Count every line below that contains "путь", then state the total with no other output.

Stored items:
######

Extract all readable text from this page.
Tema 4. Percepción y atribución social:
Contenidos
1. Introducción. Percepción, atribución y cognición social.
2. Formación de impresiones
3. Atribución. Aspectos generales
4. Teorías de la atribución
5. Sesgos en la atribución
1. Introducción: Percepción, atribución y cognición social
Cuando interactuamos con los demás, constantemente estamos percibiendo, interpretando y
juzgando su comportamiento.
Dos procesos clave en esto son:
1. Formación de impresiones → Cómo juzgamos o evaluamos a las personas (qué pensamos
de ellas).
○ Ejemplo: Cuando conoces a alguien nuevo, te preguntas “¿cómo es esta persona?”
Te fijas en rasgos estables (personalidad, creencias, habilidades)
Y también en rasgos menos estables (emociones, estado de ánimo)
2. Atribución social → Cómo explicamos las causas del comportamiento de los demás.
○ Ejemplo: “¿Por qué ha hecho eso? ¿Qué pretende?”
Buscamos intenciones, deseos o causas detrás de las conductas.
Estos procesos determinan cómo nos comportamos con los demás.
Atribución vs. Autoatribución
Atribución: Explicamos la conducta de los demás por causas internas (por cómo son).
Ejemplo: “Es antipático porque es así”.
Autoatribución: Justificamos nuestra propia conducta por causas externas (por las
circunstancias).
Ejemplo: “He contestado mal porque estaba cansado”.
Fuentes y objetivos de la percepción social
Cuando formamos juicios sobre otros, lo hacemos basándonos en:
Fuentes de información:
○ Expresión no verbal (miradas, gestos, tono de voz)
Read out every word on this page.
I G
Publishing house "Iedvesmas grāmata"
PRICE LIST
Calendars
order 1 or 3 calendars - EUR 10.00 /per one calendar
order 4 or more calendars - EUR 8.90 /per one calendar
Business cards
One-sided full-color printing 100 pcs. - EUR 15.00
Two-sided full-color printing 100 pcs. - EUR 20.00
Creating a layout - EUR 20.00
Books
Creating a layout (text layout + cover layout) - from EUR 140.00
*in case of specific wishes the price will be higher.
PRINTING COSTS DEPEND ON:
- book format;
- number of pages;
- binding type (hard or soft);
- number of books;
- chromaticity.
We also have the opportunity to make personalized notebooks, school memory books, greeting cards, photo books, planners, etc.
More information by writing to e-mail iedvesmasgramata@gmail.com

######

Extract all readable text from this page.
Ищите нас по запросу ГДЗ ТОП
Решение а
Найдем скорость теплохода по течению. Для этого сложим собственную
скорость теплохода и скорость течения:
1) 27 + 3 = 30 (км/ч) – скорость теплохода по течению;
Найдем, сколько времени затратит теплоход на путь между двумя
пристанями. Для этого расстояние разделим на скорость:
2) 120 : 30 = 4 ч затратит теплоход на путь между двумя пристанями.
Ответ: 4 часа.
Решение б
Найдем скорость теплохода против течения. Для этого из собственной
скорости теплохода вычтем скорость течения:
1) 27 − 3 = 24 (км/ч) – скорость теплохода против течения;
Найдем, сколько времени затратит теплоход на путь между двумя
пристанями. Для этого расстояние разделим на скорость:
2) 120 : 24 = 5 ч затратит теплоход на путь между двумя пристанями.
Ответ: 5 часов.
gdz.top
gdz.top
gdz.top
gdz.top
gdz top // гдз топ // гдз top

######

Reply to the task:
4